--- START ---

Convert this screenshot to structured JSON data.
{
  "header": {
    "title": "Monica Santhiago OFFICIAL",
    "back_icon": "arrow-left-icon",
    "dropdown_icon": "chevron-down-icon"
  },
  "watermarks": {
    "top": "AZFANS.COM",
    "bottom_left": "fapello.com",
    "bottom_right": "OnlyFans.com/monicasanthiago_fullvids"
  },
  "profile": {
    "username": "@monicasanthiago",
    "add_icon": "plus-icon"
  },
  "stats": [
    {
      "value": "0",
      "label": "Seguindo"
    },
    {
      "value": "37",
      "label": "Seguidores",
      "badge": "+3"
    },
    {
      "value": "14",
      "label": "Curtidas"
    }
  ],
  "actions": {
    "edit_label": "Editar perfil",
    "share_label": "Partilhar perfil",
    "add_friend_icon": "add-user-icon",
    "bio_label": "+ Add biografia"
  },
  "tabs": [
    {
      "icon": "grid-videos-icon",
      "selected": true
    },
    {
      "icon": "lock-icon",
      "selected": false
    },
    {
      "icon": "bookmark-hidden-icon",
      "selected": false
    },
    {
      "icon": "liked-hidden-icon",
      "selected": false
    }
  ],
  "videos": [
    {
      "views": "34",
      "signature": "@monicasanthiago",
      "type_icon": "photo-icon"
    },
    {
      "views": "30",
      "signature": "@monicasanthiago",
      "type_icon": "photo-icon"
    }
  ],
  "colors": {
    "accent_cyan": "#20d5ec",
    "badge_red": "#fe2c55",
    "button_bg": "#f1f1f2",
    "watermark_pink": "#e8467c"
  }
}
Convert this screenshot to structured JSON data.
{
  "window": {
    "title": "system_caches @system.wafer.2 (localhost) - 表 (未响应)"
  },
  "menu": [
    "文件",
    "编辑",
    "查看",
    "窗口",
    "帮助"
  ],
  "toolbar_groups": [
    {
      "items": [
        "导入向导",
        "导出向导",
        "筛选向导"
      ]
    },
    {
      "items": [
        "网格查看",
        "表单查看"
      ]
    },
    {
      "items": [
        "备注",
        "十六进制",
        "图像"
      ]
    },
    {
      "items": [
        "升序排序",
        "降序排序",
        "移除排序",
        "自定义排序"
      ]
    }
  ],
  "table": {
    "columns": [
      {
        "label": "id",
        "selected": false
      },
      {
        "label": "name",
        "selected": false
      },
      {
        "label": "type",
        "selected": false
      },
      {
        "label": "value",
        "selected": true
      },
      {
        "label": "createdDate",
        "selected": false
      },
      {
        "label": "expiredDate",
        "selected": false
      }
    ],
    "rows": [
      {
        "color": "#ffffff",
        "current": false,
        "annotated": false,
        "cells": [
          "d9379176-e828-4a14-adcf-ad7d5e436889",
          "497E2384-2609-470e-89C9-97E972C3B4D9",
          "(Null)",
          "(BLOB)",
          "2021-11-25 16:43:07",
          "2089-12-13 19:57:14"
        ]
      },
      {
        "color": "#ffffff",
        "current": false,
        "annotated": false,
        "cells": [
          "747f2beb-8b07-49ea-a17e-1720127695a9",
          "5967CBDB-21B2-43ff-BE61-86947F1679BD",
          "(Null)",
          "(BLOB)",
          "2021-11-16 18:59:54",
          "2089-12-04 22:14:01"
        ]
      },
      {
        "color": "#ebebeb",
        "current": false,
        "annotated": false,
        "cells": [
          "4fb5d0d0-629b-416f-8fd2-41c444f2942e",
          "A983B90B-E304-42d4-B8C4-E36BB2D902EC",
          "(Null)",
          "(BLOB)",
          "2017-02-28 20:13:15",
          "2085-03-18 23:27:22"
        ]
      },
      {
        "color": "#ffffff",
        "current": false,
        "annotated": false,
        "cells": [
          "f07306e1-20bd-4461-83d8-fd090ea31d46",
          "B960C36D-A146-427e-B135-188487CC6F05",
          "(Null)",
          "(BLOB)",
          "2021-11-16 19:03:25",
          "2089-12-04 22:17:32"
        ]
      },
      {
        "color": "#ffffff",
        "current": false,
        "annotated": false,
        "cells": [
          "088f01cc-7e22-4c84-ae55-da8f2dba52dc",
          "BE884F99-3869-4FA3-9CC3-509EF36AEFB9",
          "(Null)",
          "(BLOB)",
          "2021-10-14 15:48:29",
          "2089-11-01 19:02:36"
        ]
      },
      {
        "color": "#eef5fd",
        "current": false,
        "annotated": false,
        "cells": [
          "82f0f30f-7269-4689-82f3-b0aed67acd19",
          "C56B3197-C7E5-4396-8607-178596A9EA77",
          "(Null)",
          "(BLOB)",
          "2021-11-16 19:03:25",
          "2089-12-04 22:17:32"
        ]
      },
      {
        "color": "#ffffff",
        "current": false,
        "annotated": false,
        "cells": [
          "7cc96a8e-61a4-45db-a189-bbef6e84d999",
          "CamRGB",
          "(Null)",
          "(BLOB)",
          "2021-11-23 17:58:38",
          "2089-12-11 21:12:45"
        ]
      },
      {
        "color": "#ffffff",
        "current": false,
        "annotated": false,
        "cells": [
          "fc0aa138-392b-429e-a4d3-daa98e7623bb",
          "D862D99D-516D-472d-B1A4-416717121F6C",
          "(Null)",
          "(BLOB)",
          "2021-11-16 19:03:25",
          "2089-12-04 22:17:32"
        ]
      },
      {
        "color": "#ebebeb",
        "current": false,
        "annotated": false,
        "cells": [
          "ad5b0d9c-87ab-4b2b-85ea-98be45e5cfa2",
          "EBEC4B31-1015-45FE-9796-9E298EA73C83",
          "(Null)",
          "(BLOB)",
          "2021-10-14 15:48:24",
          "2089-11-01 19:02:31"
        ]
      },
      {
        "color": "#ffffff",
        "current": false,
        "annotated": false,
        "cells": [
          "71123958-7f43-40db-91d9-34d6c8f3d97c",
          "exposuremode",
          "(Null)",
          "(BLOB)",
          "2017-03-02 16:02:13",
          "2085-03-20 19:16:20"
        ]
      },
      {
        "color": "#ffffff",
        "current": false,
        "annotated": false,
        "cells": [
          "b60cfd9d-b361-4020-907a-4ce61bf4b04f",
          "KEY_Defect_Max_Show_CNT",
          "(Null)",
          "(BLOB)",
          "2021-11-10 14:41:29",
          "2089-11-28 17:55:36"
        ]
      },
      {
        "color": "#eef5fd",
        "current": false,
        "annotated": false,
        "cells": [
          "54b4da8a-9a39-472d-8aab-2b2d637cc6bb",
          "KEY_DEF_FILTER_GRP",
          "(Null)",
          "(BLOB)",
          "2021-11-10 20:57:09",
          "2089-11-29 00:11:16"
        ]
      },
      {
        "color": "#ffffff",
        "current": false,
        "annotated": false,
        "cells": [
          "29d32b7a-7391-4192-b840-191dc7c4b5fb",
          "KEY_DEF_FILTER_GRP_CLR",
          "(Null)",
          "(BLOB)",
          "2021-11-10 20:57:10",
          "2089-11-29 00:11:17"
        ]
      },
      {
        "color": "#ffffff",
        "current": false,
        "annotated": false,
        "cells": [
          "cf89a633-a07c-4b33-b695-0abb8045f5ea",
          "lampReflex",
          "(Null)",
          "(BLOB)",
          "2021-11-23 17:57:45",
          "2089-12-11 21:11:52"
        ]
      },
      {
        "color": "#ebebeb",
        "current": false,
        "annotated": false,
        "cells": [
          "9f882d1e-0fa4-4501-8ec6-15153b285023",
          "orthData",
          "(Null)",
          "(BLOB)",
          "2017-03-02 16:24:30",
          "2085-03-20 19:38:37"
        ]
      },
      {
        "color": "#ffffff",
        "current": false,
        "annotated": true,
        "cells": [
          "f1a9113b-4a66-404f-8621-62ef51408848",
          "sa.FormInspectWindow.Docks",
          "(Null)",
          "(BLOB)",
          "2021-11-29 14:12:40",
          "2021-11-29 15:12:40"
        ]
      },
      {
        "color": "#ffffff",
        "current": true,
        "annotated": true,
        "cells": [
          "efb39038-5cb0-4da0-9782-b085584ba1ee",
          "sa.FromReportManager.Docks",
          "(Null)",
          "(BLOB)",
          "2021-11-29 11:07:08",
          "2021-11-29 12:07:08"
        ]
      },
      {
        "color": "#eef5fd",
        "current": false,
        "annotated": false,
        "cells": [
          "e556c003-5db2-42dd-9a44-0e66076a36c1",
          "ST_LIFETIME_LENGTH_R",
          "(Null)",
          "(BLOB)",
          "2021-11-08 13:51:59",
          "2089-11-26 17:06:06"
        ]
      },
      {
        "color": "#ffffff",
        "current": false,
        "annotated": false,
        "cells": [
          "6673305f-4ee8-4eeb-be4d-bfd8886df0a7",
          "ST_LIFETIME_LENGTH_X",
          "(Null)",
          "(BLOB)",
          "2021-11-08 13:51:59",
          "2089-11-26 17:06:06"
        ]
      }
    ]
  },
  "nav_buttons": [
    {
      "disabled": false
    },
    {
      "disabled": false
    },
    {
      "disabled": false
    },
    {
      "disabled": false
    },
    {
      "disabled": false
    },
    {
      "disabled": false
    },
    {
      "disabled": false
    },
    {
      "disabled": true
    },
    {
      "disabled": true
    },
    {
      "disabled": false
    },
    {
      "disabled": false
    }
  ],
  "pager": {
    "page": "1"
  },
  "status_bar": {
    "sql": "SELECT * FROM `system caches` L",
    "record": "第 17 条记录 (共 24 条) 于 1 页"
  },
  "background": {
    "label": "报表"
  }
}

--- END ---

Gather each line from the listing above that holds "title".

    "title": "Monica Santhiago OFFICIAL",
    "title": "system_caches @system.wafer.2 (localhost) - 表 (未响应)"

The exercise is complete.